═══ ENTRIES PROVIDED ═══

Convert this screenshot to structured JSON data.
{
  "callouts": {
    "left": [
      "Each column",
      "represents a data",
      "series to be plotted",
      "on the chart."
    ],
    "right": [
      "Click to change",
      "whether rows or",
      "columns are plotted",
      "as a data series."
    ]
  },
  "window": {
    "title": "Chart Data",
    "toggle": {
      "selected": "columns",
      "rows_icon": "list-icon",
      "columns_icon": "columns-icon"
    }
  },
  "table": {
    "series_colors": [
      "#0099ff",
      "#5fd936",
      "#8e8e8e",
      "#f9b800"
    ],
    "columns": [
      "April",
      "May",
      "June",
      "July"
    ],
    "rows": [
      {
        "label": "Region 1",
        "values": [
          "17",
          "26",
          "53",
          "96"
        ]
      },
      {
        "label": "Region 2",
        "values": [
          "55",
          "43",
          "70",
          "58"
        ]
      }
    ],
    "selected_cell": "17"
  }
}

═══

### TASK DIRECTIONS
Using the data above, reproduce every line exactly.

### RIGHT ANSWER
Convert this screenshot to structured JSON data.
{
  "callouts": {
    "left": [
      "Each column",
      "represents a data",
      "series to be plotted",
      "on the chart."
    ],
    "right": [
      "Click to change",
      "whether rows or",
      "columns are plotted",
      "as a data series."
    ]
  },
  "window": {
    "title": "Chart Data",
    "toggle": {
      "selected": "columns",
      "rows_icon": "list-icon",
      "columns_icon": "columns-icon"
    }
  },
  "table": {
    "series_colors": [
      "#0099ff",
      "#5fd936",
      "#8e8e8e",
      "#f9b800"
    ],
    "columns": [
      "April",
      "May",
      "June",
      "July"
    ],
    "rows": [
      {
        "label": "Region 1",
        "values": [
          "17",
          "26",
          "53",
          "96"
        ]
      },
      {
        "label": "Region 2",
        "values": [
          "55",
          "43",
          "70",
          "58"
        ]
      }
    ],
    "selected_cell": "17"
  }
}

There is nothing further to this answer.